==== GIVEN ENTRIES ====

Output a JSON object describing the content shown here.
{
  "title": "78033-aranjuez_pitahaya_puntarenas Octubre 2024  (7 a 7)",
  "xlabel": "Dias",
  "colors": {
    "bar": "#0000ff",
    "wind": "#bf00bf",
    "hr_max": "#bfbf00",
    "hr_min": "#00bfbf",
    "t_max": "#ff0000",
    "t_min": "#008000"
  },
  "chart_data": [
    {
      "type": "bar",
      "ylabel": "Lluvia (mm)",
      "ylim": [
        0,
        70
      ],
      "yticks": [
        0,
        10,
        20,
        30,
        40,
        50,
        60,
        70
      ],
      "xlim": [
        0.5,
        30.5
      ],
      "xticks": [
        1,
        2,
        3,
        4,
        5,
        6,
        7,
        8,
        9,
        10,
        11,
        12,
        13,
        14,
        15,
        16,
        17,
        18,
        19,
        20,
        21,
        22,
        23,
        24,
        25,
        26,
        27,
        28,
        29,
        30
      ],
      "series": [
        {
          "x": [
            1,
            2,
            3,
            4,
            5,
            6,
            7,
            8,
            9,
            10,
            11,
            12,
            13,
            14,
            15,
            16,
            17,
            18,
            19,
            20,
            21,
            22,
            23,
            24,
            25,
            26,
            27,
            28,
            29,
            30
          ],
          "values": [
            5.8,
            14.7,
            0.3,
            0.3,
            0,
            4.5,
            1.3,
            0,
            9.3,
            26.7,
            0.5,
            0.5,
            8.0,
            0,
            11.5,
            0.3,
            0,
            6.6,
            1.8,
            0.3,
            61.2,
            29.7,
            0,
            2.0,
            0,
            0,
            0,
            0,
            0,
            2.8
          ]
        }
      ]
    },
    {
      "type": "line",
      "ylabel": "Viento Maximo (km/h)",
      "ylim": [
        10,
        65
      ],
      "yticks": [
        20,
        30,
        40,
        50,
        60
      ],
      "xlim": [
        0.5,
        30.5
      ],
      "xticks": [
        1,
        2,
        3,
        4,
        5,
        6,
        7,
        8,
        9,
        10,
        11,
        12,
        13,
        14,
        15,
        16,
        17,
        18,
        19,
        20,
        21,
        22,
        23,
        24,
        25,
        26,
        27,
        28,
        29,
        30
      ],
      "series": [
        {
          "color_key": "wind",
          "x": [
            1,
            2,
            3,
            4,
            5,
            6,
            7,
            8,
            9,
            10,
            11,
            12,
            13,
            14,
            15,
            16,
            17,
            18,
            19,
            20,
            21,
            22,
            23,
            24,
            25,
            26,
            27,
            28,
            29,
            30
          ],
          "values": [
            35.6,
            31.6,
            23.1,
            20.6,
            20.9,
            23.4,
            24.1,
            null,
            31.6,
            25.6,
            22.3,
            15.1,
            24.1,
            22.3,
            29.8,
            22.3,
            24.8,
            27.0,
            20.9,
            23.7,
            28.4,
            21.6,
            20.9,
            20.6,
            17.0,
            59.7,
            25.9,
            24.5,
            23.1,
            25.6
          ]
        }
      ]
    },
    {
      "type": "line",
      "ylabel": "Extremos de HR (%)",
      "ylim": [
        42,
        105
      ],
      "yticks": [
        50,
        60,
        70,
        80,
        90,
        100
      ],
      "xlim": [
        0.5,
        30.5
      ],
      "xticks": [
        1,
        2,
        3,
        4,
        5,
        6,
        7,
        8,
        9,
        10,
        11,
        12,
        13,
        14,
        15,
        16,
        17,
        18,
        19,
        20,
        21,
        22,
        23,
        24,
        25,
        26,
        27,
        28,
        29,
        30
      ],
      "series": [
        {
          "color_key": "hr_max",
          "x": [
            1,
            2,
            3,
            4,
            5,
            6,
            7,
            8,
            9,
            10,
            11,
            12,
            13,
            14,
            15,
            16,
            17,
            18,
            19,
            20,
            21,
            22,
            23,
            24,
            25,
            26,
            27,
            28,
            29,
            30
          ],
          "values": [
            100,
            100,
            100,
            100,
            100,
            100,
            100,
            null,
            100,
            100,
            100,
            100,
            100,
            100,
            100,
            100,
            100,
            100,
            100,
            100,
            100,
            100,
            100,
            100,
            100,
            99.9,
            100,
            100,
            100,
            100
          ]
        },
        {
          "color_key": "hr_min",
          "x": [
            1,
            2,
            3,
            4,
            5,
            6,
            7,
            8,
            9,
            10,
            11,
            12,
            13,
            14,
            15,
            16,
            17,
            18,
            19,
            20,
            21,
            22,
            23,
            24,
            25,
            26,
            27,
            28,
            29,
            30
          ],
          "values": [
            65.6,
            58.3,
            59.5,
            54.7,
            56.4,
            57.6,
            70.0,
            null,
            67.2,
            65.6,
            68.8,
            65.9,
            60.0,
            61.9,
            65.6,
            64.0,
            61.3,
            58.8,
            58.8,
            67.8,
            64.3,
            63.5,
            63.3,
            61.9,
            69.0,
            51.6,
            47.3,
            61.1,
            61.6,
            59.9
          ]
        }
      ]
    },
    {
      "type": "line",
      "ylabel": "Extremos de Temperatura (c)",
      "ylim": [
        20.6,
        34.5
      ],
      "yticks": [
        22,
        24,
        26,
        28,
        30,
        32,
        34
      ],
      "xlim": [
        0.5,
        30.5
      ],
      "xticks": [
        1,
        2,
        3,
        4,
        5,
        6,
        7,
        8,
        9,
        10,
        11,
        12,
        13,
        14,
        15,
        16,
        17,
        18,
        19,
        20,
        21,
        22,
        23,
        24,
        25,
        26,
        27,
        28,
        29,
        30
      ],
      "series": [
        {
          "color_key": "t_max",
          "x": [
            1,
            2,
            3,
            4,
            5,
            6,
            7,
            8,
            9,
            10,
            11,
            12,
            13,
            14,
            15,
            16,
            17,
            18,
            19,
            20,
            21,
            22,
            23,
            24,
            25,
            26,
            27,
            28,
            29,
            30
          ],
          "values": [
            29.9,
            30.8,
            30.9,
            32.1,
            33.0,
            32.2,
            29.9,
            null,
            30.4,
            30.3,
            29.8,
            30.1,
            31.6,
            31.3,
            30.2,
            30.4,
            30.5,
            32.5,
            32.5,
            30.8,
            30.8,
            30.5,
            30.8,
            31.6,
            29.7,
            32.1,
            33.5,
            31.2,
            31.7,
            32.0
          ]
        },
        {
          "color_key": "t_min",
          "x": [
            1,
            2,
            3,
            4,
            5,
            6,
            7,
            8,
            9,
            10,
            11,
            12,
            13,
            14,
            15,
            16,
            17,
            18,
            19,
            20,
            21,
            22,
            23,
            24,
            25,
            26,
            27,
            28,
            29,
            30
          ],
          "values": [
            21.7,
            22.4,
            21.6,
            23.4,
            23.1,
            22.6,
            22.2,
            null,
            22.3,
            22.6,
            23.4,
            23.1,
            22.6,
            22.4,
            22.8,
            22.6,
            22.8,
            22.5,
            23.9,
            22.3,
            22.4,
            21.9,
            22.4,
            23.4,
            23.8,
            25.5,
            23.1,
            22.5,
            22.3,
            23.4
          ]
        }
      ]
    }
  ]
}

====

• [WORK TO BE COMPLETED]: Write out every entry above, word for word.

• [ANSWER TO THIS TASK]:
Output a JSON object describing the content shown here.
{
  "title": "78033-aranjuez_pitahaya_puntarenas Octubre 2024  (7 a 7)",
  "xlabel": "Dias",
  "colors": {
    "bar": "#0000ff",
    "wind": "#bf00bf",
    "hr_max": "#bfbf00",
    "hr_min": "#00bfbf",
    "t_max": "#ff0000",
    "t_min": "#008000"
  },
  "chart_data": [
    {
      "type": "bar",
      "ylabel": "Lluvia (mm)",
      "ylim": [
        0,
        70
      ],
      "yticks": [
        0,
        10,
        20,
        30,
        40,
        50,
        60,
        70
      ],
      "xlim": [
        0.5,
        30.5
      ],
      "xticks": [
        1,
        2,
        3,
        4,
        5,
        6,
        7,
        8,
        9,
        10,
        11,
        12,
        13,
        14,
        15,
        16,
        17,
        18,
        19,
        20,
        21,
        22,
        23,
        24,
        25,
        26,
        27,
        28,
        29,
        30
      ],
      "series": [
        {
          "x": [
            1,
            2,
            3,
            4,
            5,
            6,
            7,
            8,
            9,
            10,
            11,
            12,
            13,
            14,
            15,
            16,
            17,
            18,
            19,
            20,
            21,
            22,
            23,
            24,
            25,
            26,
            27,
            28,
            29,
            30
          ],
          "values": [
            5.8,
            14.7,
            0.3,
            0.3,
            0,
            4.5,
            1.3,
            0,
            9.3,
            26.7,
            0.5,
            0.5,
            8.0,
            0,
            11.5,
            0.3,
            0,
            6.6,
            1.8,
            0.3,
            61.2,
            29.7,
            0,
            2.0,
            0,
            0,
            0,
            0,
            0,
            2.8
          ]
        }
      ]
    },
    {
      "type": "line",
      "ylabel": "Viento Maximo (km/h)",
      "ylim": [
        10,
        65
      ],
      "yticks": [
        20,
        30,
        40,
        50,
        60
      ],
      "xlim": [
        0.5,
        30.5
      ],
      "xticks": [
        1,
        2,
        3,
        4,
        5,
        6,
        7,
        8,
        9,
        10,
        11,
        12,
        13,
        14,
        15,
        16,
        17,
        18,
        19,
        20,
        21,
        22,
        23,
        24,
        25,
        26,
        27,
        28,
        29,
        30
      ],
      "series": [
        {
          "color_key": "wind",
          "x": [
            1,
            2,
            3,
            4,
            5,
            6,
            7,
            8,
            9,
            10,
            11,
            12,
            13,
            14,
            15,
            16,
            17,
            18,
            19,
            20,
            21,
            22,
            23,
            24,
            25,
            26,
            27,
            28,
            29,
            30
          ],
          "values": [
            35.6,
            31.6,
            23.1,
            20.6,
            20.9,
            23.4,
            24.1,
            null,
            31.6,
            25.6,
            22.3,
            15.1,
            24.1,
            22.3,
            29.8,
            22.3,
            24.8,
            27.0,
            20.9,
            23.7,
            28.4,
            21.6,
            20.9,
            20.6,
            17.0,
            59.7,
            25.9,
            24.5,
            23.1,
            25.6
          ]
        }
      ]
    },
    {
      "type": "line",
      "ylabel": "Extremos de HR (%)",
      "ylim": [
        42,
        105
      ],
      "yticks": [
        50,
        60,
        70,
        80,
        90,
        100
      ],
      "xlim": [
        0.5,
        30.5
      ],
      "xticks": [
        1,
        2,
        3,
        4,
        5,
        6,
        7,
        8,
        9,
        10,
        11,
        12,
        13,
        14,
        15,
        16,
        17,
        18,
        19,
        20,
        21,
        22,
        23,
        24,
        25,
        26,
        27,
        28,
        29,
        30
      ],
      "series": [
        {
          "color_key": "hr_max",
          "x": [
            1,
            2,
            3,
            4,
            5,
            6,
            7,
            8,
            9,
            10,
            11,
            12,
            13,
            14,
            15,
            16,
            17,
            18,
            19,
            20,
            21,
            22,
            23,
            24,
            25,
            26,
            27,
            28,
            29,
            30
          ],
          "values": [
            100,
            100,
            100,
            100,
            100,
            100,
            100,
            null,
            100,
            100,
            100,
            100,
            100,
            100,
            100,
            100,
            100,
            100,
            100,
            100,
            100,
            100,
            100,
            100,
            100,
            99.9,
            100,
            100,
            100,
            100
          ]
        },
        {
          "color_key": "hr_min",
          "x": [
            1,
            2,
            3,
            4,
            5,
            6,
            7,
            8,
            9,
            10,
            11,
            12,
            13,
            14,
            15,
            16,
            17,
            18,
            19,
            20,
            21,
            22,
            23,
            24,
            25,
            26,
            27,
            28,
            29,
            30
          ],
          "values": [
            65.6,
            58.3,
            59.5,
            54.7,
            56.4,
            57.6,
            70.0,
            null,
            67.2,
            65.6,
            68.8,
            65.9,
            60.0,
            61.9,
            65.6,
            64.0,
            61.3,
            58.8,
            58.8,
            67.8,
            64.3,
            63.5,
            63.3,
            61.9,
            69.0,
            51.6,
            47.3,
            61.1,
            61.6,
            59.9
          ]
        }
      ]
    },
    {
      "type": "line",
      "ylabel": "Extremos de Temperatura (c)",
      "ylim": [
        20.6,
        34.5
      ],
      "yticks": [
        22,
        24,
        26,
        28,
        30,
        32,
        34
      ],
      "xlim": [
        0.5,
        30.5
      ],
      "xticks": [
        1,
        2,
        3,
        4,
        5,
        6,
        7,
        8,
        9,
        10,
        11,
        12,
        13,
        14,
        15,
        16,
        17,
        18,
        19,
        20,
        21,
        22,
        23,
        24,
        25,
        26,
        27,
        28,
        29,
        30
      ],
      "series": [
        {
          "color_key": "t_max",
          "x": [
            1,
            2,
            3,
            4,
            5,
            6,
            7,
            8,
            9,
            10,
            11,
            12,
            13,
            14,
            15,
            16,
            17,
            18,
            19,
            20,
            21,
            22,
            23,
            24,
            25,
            26,
            27,
            28,
            29,
            30
          ],
          "values": [
            29.9,
            30.8,
            30.9,
            32.1,
            33.0,
            32.2,
            29.9,
            null,
            30.4,
            30.3,
            29.8,
            30.1,
            31.6,
            31.3,
            30.2,
            30.4,
            30.5,
            32.5,
            32.5,
            30.8,
            30.8,
            30.5,
            30.8,
            31.6,
            29.7,
            32.1,
            33.5,
            31.2,
            31.7,
            32.0
          ]
        },
        {
          "color_key": "t_min",
          "x": [
            1,
            2,
            3,
            4,
            5,
            6,
            7,
            8,
            9,
            10,
            11,
            12,
            13,
            14,
            15,
            16,
            17,
            18,
            19,
            20,
            21,
            22,
            23,
            24,
            25,
            26,
            27,
            28,
            29,
            30
          ],
          "values": [
            21.7,
            22.4,
            21.6,
            23.4,
            23.1,
            22.6,
            22.2,
            null,
            22.3,
            22.6,
            23.4,
            23.1,
            22.6,
            22.4,
            22.8,
            22.6,
            22.8,
            22.5,
            23.9,
            22.3,
            22.4,
            21.9,
            22.4,
            23.4,
            23.8,
            25.5,
            23.1,
            22.5,
            22.3,
            23.4
          ]
        }
      ]
    }
  ]
}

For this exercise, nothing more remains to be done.